=== Extract ===
________________

Eliminating Human Error In Music Doesn't Guarantee Sensory Interest
The Age
Wednesday July 10, 2002
MUSIC Review: AUSTRALASIAN COMPUTER MUSIC CONFERENCE 2002, Victorian College of the Arts, July 6-8
It has been 21 years since Melbourne hosted the International Conference on Music and Technology, one of the more powerful and concentrated experiences for devotees of contemporary music-making, and a rare platform for up-to-the-mark composers.
Last weekend, the Victorian College of the Arts and RMIT University brought together a wide range of lecturers and presenters dealing with modern-day fusions of computers and creativity. Representatives from leading universities - Monash, Swinburne, Melbourne, RMIT, Waikato, Edith Cowan, Sydney - presented papers, as did a few individuals from outside the academic world. But, as at the 1981 conference, the real interest for an observer lay in the musical events.
The five evening concerts demonstrated what progress has been made in computer music. While the conference set up a thematic focus on form, space and time (bringing in the discipline of architecture), much of the discussion material focused on individual pieces of software.
Room 113 at the VCA has been the venue for many public concerts since the college's foundation. Of course, in these financially straitened times, it would have been a tall order for there to have been different performance areas for each of the concerts - setting up electronic equipment makes the seating of a symphony orchestra look like child's play. Still, it might have made for less deadening sameness if one of the events had been held somewhere else.

________________

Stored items
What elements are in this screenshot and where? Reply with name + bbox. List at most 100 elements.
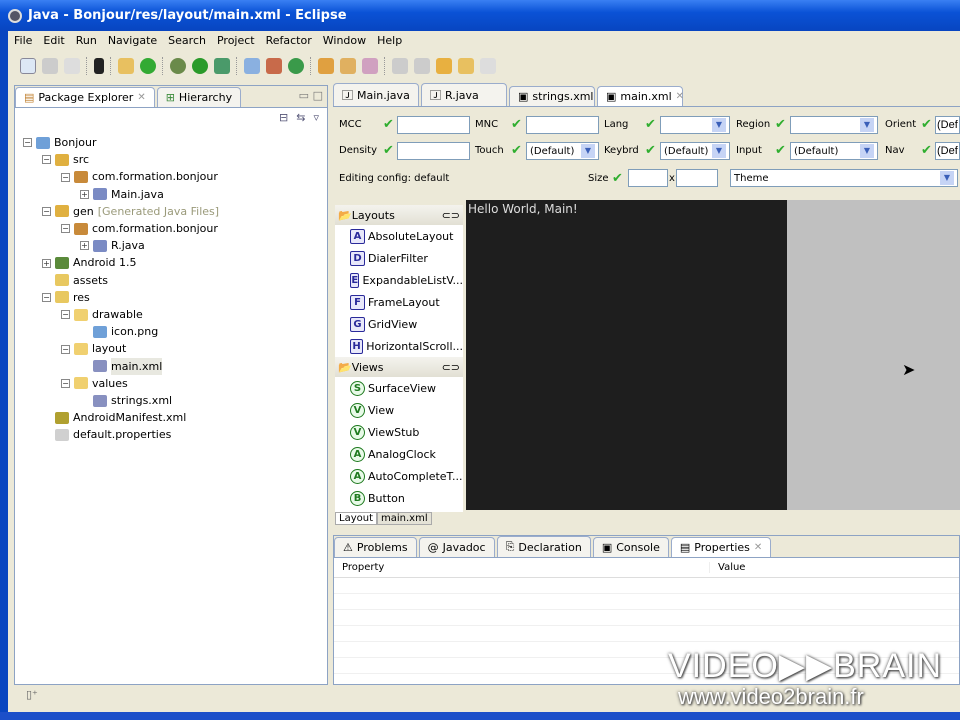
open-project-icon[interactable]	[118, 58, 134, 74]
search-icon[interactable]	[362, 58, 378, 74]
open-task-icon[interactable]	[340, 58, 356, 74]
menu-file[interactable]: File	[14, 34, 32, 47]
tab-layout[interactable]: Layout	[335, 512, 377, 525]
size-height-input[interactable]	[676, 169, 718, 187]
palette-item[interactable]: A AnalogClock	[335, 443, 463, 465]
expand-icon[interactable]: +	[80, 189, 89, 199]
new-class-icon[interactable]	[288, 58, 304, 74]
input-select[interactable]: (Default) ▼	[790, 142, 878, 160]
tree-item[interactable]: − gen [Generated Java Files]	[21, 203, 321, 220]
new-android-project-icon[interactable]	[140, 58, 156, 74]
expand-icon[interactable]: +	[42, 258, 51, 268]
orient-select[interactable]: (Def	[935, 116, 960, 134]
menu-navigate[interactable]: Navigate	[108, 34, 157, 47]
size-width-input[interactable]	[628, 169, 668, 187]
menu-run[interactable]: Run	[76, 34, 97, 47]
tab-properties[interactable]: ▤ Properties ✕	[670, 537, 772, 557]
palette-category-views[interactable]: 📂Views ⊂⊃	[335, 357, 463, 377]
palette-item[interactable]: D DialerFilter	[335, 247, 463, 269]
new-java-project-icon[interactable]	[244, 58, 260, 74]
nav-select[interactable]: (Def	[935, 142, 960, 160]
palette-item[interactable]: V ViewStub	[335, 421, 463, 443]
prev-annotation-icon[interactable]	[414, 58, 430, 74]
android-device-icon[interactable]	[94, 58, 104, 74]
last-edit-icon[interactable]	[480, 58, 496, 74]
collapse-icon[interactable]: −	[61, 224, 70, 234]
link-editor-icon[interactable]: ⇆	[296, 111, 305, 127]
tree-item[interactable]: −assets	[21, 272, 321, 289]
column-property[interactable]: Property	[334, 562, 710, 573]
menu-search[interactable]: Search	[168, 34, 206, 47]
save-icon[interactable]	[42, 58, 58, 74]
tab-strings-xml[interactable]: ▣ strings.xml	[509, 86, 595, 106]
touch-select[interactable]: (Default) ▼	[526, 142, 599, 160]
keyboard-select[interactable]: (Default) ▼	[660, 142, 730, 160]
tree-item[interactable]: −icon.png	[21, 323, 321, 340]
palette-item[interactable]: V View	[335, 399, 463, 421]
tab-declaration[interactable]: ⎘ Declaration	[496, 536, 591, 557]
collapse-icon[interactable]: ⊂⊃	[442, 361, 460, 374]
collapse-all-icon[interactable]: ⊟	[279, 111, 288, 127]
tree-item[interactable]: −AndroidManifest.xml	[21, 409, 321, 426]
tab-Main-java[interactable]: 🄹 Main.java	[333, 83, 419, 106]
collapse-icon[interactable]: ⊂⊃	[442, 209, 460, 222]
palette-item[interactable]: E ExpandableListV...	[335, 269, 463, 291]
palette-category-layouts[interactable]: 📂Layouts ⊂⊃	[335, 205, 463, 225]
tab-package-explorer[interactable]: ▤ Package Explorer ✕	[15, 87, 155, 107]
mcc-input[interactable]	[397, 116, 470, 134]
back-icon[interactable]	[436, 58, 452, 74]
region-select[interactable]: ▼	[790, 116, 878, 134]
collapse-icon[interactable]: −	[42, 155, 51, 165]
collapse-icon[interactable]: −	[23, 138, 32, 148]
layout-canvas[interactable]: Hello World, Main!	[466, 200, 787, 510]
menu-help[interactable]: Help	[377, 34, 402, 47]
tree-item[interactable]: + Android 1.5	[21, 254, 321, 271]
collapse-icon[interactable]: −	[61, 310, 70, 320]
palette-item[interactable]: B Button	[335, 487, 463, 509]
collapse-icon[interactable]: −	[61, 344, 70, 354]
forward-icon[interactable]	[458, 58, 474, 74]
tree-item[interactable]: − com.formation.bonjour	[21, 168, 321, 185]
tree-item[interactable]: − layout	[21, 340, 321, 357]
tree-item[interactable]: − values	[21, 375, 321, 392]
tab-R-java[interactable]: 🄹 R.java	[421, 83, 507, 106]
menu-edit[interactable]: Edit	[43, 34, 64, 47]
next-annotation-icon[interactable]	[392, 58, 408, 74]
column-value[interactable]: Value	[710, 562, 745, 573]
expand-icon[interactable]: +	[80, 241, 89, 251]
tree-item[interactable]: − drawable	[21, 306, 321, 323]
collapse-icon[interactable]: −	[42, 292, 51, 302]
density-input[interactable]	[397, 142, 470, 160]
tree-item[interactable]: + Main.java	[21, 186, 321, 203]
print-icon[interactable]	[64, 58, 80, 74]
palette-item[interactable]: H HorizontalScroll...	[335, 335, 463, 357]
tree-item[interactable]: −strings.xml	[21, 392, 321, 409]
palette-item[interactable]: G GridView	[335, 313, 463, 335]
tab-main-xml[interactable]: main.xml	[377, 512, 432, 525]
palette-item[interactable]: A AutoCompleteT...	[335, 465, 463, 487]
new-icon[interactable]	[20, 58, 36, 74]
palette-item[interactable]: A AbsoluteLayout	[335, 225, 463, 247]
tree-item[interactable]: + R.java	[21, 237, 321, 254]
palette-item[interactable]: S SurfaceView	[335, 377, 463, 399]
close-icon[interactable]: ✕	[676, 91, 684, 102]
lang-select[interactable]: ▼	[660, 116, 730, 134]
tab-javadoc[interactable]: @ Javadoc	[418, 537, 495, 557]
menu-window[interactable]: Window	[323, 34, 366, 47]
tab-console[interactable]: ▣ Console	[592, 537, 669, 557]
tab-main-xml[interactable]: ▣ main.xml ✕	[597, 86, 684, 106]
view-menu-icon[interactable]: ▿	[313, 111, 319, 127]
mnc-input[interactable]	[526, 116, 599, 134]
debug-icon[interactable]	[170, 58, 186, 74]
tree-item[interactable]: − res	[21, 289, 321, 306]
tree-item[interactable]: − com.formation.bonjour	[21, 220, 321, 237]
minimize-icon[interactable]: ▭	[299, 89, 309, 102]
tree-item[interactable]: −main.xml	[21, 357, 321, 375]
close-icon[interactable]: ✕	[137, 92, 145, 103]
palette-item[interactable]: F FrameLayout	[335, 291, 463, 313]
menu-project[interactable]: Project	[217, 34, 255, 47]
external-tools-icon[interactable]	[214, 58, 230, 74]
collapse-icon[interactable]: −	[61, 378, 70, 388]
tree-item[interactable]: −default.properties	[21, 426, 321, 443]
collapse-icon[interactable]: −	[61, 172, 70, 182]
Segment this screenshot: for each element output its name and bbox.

________________

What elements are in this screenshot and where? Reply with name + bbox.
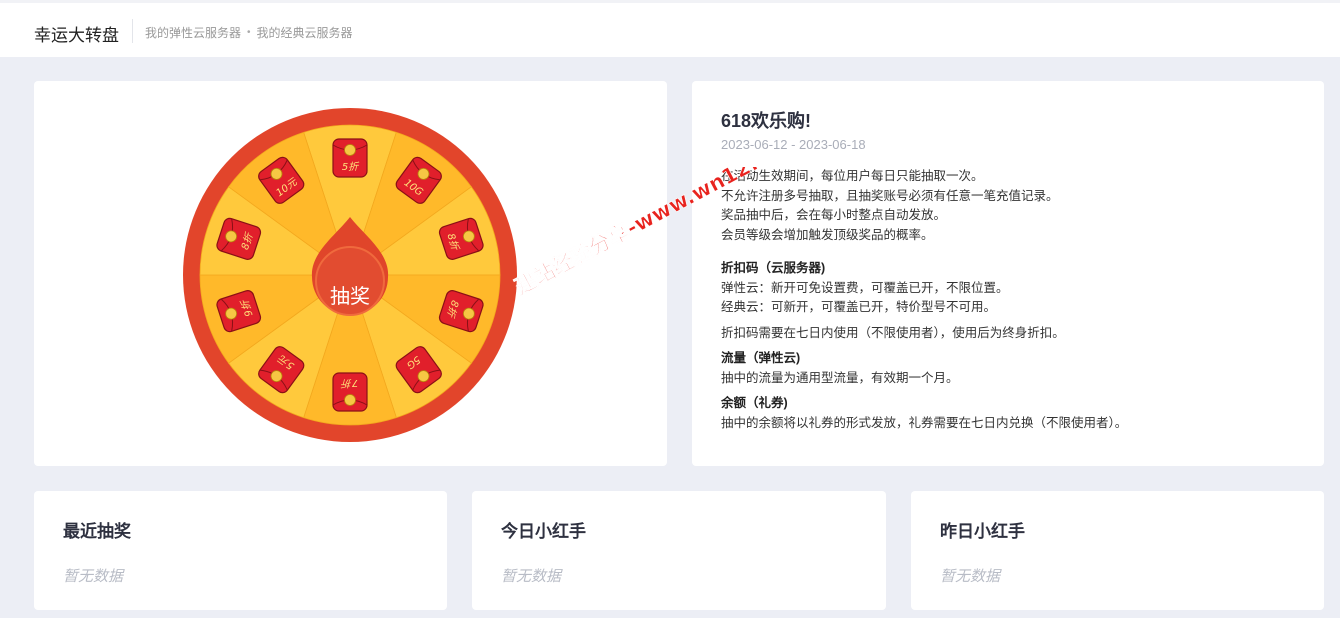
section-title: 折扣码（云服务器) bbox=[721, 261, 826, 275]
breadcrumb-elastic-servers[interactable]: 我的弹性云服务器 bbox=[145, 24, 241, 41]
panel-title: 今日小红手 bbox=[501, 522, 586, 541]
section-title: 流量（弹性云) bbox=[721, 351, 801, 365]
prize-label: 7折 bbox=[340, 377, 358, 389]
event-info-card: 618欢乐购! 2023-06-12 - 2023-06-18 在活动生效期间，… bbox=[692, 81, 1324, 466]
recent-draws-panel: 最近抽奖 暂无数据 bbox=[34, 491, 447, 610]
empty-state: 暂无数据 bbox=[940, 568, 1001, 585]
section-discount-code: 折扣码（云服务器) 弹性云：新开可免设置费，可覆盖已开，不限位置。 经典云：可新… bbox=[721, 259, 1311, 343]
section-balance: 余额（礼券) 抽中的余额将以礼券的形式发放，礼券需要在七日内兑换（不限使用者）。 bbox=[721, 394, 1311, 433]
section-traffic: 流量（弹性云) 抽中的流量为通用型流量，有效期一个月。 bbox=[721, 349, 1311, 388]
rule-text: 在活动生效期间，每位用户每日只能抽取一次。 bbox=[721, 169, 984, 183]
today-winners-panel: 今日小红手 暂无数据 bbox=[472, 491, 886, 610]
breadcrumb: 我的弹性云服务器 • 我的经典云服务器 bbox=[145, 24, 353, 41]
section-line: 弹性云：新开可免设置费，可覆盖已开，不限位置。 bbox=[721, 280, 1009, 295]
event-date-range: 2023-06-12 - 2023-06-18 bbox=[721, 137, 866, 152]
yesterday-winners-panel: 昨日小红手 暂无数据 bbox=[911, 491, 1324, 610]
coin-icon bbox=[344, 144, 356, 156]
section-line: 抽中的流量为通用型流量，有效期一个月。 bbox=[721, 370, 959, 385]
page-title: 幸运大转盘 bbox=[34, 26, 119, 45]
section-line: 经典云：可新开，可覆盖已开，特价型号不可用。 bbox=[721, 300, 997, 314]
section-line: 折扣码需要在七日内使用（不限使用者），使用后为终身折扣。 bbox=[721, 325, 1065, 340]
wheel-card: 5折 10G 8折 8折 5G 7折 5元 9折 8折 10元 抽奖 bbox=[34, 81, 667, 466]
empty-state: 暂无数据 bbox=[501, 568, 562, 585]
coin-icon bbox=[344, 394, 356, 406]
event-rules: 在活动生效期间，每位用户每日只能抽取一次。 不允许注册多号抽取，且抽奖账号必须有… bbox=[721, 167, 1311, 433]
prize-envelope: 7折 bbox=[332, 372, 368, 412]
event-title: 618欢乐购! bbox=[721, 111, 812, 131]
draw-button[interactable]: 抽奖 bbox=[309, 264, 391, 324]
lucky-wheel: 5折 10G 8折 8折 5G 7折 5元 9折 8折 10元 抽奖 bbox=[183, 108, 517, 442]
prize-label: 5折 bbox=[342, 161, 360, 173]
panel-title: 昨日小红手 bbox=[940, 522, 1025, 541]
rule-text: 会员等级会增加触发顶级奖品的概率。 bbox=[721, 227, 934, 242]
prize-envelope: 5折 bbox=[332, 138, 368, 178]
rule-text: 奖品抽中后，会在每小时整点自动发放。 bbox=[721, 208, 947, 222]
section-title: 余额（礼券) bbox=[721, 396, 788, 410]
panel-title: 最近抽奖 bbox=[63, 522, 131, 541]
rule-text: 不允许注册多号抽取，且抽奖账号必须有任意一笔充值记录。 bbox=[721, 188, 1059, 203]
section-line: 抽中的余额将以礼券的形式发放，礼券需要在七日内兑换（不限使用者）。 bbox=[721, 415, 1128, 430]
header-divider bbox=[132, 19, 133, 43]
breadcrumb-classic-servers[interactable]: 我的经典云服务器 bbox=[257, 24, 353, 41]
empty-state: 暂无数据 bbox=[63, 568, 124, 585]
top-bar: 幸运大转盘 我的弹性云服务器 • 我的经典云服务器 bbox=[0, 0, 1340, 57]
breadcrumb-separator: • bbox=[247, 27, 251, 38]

________________

=== Task set ===
(a) Answer these questions from the review of the computer music conference:
(i) How many years had passed since Melbourne hosted the International Conference on Music and Technology?
(ii) How many evening concerts were held?
(iii) Which room at the VCA served as the venue?
(b) List every university that the conference review names as having sent representatives to present papers.
(c) Write the next part of the computer music conference review, starting from its final sentence.

=== Task-by-task outputs ===
(a)
(i) 21 years
(ii) Five
(iii) Room 113

(b) Monash, Swinburne, Melbourne, RMIT, Waikato, Edith Cowan, Sydney

(c)
The programs contained a sample by two leading lights of computer music, both of whom had recently died: Jeff Pressing and Ian Fredericks. This double loss leaves a large gap in the sparsely populated ranks of experts in this form of composition.
After 50 years of development, music generated by or with the aid of computers has changed not so much in content, but considerably in rapidity of execution and an awesome purity of detail.
Even when listening to motor-rhythms or regular pulses, you have to be impressed by the computer's power to eliminate human error - even if such admiration can be exhausted by a composer's over-use of repeated patterns, in some cases as debilitating to the ear as the circumscribed vocabulary of a rock drummer.
We were offered works relayed through an audience-surrounding battery of speakers, issued from a central work-station, requiring nothing except a kind of aural immersion. These compositions have a concentration of focus, putting no mediating element between sounds and listener. This sort of experience, where there are no distractions at all, resembles listening to an unpredictable CD in a darkened room.
Of more sensory interest were works that combined live musical performance with pre-recorded tracks or with computer-generated treatments of sounds being made by the musicians at their work: real-time computer composition.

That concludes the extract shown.